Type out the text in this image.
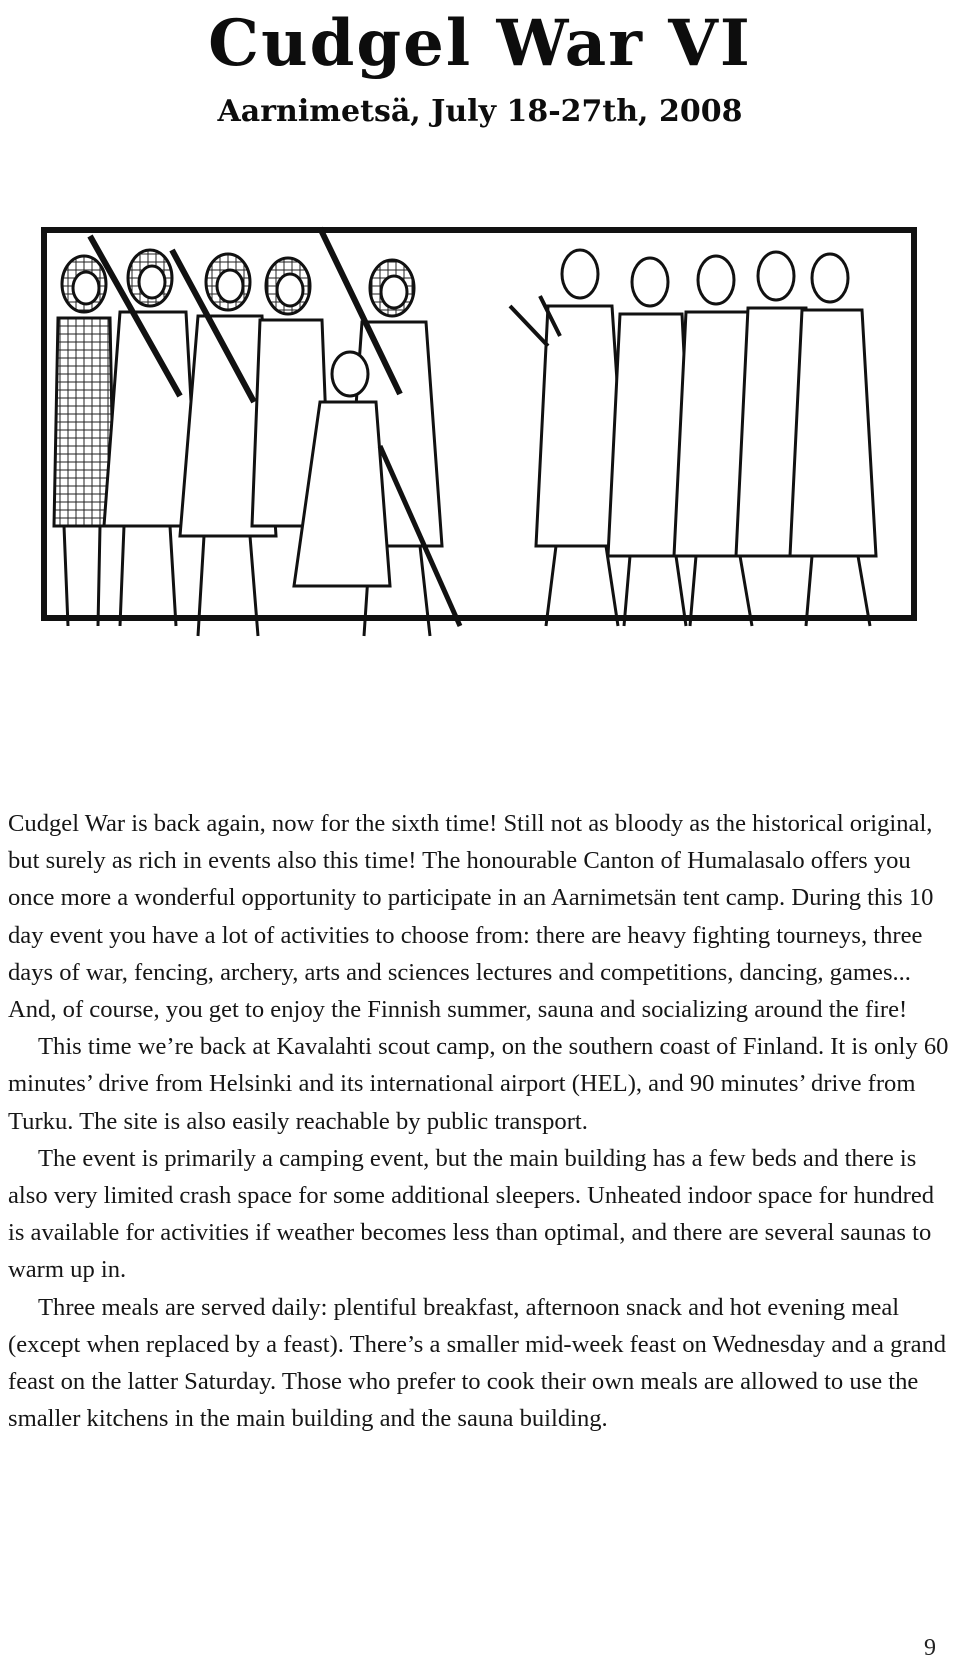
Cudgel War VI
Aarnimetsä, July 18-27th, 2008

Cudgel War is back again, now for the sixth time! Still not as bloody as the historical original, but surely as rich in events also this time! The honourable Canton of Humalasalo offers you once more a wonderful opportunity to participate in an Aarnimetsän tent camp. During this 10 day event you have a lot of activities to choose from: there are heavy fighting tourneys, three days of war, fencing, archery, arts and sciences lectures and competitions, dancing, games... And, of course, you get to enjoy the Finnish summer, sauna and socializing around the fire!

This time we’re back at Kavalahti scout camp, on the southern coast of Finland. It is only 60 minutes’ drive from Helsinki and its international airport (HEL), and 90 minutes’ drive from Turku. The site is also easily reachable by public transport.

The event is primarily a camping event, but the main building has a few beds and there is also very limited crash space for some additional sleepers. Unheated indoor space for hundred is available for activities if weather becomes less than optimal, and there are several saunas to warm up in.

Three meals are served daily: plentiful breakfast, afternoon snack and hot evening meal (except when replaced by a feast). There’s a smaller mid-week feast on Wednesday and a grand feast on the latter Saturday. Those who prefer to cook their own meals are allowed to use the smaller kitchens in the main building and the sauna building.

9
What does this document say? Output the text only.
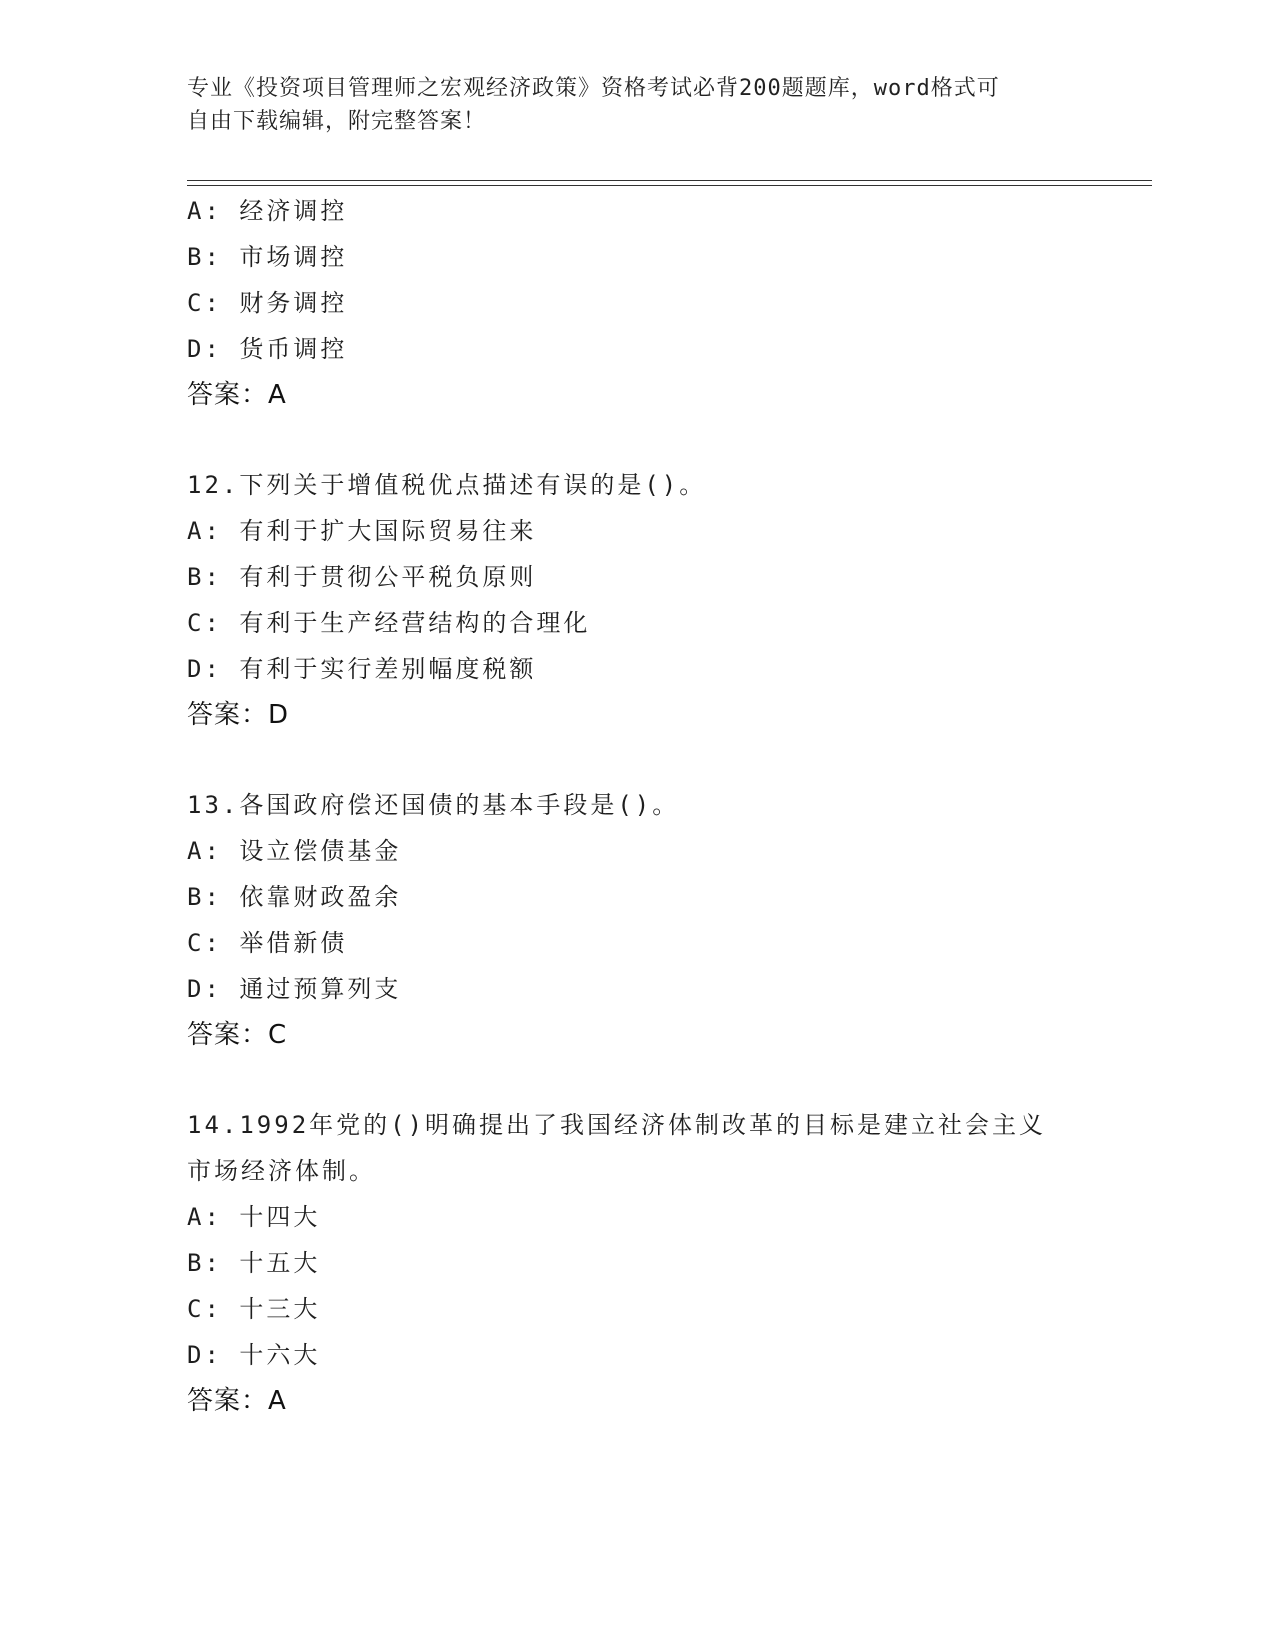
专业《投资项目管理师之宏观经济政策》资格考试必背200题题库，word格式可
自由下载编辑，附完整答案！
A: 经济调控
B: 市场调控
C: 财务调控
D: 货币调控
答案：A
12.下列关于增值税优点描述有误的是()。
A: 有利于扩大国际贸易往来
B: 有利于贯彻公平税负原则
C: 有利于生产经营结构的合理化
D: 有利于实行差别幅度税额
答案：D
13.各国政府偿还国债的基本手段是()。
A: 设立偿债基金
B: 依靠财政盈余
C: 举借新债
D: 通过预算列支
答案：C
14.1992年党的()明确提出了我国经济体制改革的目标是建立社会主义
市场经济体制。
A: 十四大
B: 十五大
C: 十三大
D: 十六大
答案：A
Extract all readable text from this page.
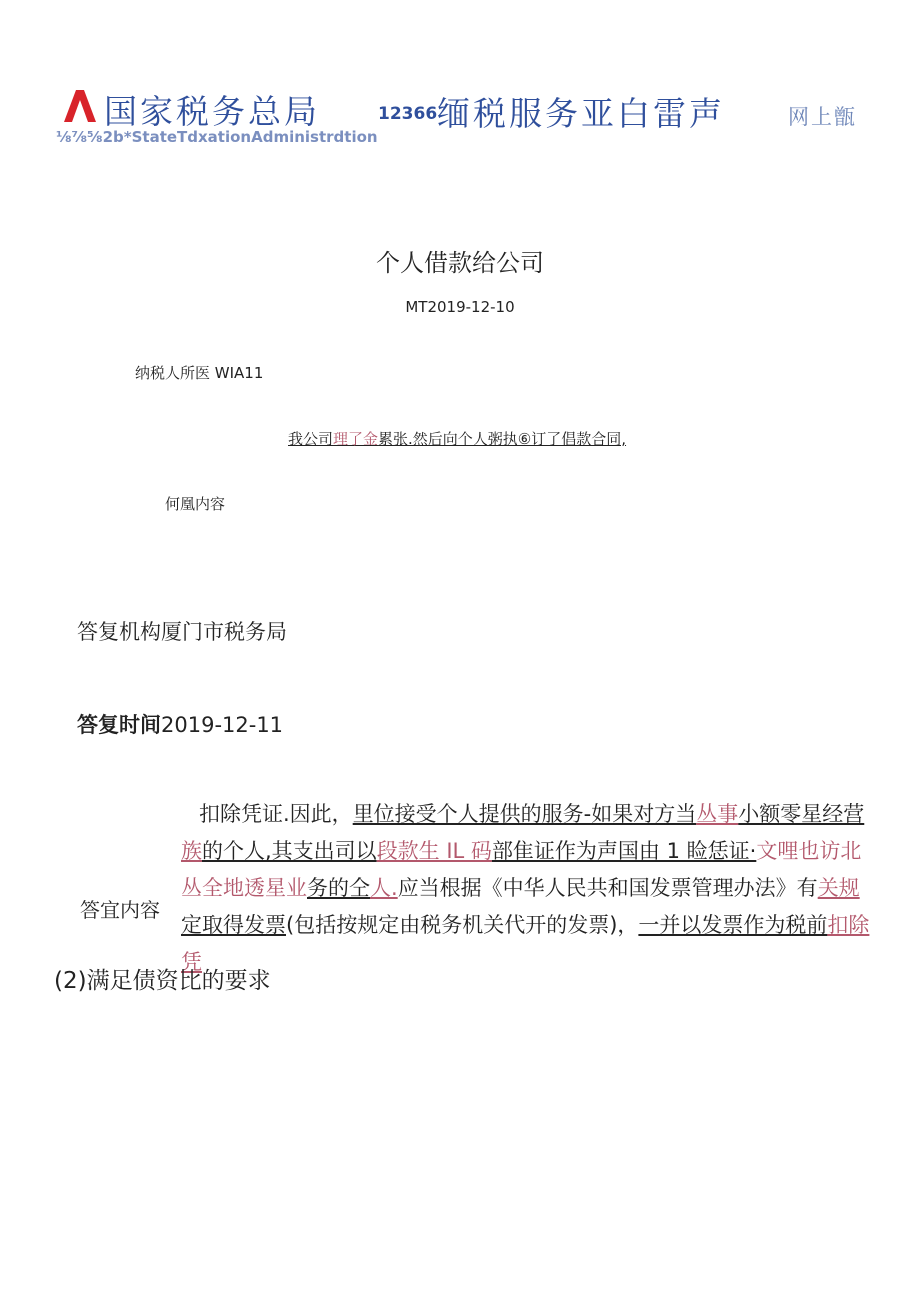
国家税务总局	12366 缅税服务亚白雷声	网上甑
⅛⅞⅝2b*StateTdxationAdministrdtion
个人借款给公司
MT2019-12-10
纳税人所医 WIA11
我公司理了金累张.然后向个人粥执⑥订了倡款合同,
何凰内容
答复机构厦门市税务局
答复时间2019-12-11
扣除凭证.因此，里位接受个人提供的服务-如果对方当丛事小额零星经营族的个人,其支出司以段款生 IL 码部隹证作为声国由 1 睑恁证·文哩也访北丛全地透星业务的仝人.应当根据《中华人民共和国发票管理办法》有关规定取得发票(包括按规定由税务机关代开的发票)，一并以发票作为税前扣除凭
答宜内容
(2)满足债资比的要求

━━━━━━━━━━━━━━━━━━━━

Stated problem: Leave every image out, and retype the material exactly.

Exercise output:
Type out the text in this image.
Cudgel War VI
Aarnimetsä, July 18-27th, 2008

Cudgel War is back again, now for the sixth time! Still not as bloody as the historical original, but surely as rich in events also this time! The honourable Canton of Humalasalo offers you once more a wonderful opportunity to participate in an Aarnimetsän tent camp. During this 10 day event you have a lot of activities to choose from: there are heavy fighting tourneys, three days of war, fencing, archery, arts and sciences lectures and competitions, dancing, games... And, of course, you get to enjoy the Finnish summer, sauna and socializing around the fire!

This time we’re back at Kavalahti scout camp, on the southern coast of Finland. It is only 60 minutes’ drive from Helsinki and its international airport (HEL), and 90 minutes’ drive from Turku. The site is also easily reachable by public transport.

The event is primarily a camping event, but the main building has a few beds and there is also very limited crash space for some additional sleepers. Unheated indoor space for hundred is available for activities if weather becomes less than optimal, and there are several saunas to warm up in.

Three meals are served daily: plentiful breakfast, afternoon snack and hot evening meal (except when replaced by a feast). There’s a smaller mid-week feast on Wednesday and a grand feast on the latter Saturday. Those who prefer to cook their own meals are allowed to use the smaller kitchens in the main building and the sauna building.

9
What does this document say? Output the text only.
专业《投资项目管理师之宏观经济政策》资格考试必背200题题库，word格式可
自由下载编辑，附完整答案！
A: 经济调控
B: 市场调控
C: 财务调控
D: 货币调控
答案：A
12.下列关于增值税优点描述有误的是()。
A: 有利于扩大国际贸易往来
B: 有利于贯彻公平税负原则
C: 有利于生产经营结构的合理化
D: 有利于实行差别幅度税额
答案：D
13.各国政府偿还国债的基本手段是()。
A: 设立偿债基金
B: 依靠财政盈余
C: 举借新债
D: 通过预算列支
答案：C
14.1992年党的()明确提出了我国经济体制改革的目标是建立社会主义
市场经济体制。
A: 十四大
B: 十五大
C: 十三大
D: 十六大
答案：A
Extract all readable text from this page.
国家税务总局	12366 缅税服务亚白雷声	网上甑
⅛⅞⅝2b*StateTdxationAdministrdtion
个人借款给公司
MT2019-12-10
纳税人所医 WIA11
我公司理了金累张.然后向个人粥执⑥订了倡款合同,
何凰内容
答复机构厦门市税务局
答复时间2019-12-11
扣除凭证.因此，里位接受个人提供的服务-如果对方当丛事小额零星经营族的个人,其支出司以段款生 IL 码部隹证作为声国由 1 睑恁证·文哩也访北丛全地透星业务的仝人.应当根据《中华人民共和国发票管理办法》有关规定取得发票(包括按规定由税务机关代开的发票)，一并以发票作为税前扣除凭
答宜内容
(2)满足债资比的要求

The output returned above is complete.